*What you should do*:
Below are the records; pull every line that includes "title".
*** Listed records ***
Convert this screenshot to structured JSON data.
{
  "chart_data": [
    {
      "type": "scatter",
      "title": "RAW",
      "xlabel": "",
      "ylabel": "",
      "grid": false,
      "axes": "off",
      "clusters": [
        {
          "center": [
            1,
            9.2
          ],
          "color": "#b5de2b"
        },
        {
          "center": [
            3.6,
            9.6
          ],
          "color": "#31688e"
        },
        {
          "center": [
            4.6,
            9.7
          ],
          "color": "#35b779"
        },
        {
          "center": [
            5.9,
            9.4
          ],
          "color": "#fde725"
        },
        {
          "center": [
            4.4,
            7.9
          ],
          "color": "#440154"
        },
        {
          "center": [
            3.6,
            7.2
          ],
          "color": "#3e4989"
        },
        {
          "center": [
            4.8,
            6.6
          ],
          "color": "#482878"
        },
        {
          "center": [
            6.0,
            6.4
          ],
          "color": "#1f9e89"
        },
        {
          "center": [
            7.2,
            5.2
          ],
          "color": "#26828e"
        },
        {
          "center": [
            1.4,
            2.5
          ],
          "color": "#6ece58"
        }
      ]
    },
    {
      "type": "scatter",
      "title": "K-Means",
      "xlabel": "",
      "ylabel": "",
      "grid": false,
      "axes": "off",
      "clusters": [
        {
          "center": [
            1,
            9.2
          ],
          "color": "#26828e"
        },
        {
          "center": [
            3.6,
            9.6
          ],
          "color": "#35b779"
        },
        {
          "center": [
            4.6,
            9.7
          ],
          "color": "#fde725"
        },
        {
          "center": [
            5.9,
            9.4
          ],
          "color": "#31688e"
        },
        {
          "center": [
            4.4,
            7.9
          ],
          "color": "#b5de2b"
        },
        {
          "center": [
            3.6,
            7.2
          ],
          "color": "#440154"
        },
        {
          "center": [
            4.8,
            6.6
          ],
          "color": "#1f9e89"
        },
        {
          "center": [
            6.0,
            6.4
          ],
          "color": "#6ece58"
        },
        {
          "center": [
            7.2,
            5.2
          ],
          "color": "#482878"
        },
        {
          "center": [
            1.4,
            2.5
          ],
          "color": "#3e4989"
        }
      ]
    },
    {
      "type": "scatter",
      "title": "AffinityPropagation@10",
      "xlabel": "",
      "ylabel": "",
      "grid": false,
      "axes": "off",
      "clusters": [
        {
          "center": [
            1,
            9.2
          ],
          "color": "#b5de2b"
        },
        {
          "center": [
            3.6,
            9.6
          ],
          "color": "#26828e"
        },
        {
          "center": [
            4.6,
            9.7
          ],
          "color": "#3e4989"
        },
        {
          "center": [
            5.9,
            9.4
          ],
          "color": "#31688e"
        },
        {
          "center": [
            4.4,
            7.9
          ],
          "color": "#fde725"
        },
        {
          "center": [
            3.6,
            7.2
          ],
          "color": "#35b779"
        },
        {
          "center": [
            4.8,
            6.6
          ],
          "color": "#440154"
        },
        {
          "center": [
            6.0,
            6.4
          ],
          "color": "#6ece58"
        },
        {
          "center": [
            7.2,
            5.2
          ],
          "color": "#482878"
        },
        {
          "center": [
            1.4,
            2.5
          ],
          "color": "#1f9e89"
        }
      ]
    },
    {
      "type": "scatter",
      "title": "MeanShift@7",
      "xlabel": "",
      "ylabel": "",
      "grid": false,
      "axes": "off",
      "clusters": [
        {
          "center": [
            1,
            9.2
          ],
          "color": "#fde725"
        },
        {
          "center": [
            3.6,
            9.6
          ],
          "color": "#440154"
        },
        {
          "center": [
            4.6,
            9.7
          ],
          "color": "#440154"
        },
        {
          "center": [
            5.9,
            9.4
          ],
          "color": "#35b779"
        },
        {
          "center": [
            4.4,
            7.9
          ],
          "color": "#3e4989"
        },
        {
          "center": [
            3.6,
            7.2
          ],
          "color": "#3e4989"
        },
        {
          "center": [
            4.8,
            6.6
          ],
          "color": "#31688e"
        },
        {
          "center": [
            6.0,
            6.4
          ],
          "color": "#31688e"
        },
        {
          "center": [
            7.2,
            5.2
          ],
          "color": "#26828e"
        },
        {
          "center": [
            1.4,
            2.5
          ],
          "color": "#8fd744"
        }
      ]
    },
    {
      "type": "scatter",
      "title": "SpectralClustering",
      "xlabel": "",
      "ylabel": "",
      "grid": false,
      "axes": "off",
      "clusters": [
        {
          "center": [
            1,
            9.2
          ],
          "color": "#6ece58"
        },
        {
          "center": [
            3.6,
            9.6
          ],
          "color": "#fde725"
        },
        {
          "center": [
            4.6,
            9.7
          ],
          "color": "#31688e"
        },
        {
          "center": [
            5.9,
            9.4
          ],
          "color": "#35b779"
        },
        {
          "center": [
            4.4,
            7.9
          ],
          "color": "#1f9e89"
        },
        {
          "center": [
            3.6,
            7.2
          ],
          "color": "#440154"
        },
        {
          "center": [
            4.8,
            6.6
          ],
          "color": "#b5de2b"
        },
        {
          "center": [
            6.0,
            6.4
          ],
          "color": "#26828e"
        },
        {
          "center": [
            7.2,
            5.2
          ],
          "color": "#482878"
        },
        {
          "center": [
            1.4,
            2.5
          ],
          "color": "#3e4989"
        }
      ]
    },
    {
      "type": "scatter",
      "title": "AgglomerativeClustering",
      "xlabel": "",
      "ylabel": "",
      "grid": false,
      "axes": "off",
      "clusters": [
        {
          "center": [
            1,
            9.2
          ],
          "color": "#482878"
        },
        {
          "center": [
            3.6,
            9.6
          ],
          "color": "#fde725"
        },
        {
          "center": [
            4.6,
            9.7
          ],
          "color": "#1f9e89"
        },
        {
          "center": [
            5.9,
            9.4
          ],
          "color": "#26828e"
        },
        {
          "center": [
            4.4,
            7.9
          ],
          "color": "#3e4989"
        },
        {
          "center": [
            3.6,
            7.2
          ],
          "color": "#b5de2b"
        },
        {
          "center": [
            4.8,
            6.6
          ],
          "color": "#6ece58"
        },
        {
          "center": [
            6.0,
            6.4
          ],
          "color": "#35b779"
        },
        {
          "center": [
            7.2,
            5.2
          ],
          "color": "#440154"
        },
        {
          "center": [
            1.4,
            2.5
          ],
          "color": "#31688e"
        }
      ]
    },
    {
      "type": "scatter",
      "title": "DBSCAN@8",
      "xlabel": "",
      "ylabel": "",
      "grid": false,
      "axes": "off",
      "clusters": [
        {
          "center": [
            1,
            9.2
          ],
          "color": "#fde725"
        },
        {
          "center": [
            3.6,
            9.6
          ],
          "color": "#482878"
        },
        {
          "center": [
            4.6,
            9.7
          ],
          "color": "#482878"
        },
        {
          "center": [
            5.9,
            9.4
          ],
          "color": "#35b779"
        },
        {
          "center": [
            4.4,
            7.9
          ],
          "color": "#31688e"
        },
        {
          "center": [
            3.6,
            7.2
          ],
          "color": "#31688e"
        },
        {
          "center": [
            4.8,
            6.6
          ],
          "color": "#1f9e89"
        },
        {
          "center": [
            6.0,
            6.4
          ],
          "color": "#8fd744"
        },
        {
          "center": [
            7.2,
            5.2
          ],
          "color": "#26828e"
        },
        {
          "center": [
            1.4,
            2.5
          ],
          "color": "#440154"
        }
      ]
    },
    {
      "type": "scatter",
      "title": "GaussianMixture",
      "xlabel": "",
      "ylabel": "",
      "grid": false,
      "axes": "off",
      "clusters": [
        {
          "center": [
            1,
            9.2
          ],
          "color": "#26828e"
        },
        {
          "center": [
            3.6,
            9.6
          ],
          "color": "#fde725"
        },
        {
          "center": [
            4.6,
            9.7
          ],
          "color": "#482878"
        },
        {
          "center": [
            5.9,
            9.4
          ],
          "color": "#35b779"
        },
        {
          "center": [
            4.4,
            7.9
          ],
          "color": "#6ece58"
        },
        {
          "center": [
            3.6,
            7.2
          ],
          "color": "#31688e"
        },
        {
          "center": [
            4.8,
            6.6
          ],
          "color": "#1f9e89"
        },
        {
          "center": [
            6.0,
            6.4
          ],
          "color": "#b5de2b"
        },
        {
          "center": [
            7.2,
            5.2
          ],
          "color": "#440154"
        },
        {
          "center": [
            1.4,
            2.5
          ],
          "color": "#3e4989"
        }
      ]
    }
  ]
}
***
*Task solution*:
      "title": "RAW",
      "title": "K-Means",
      "title": "AffinityPropagation@10",
      "title": "MeanShift@7",
      "title": "SpectralClustering",
      "title": "AgglomerativeClustering",
      "title": "DBSCAN@8",
      "title": "GaussianMixture",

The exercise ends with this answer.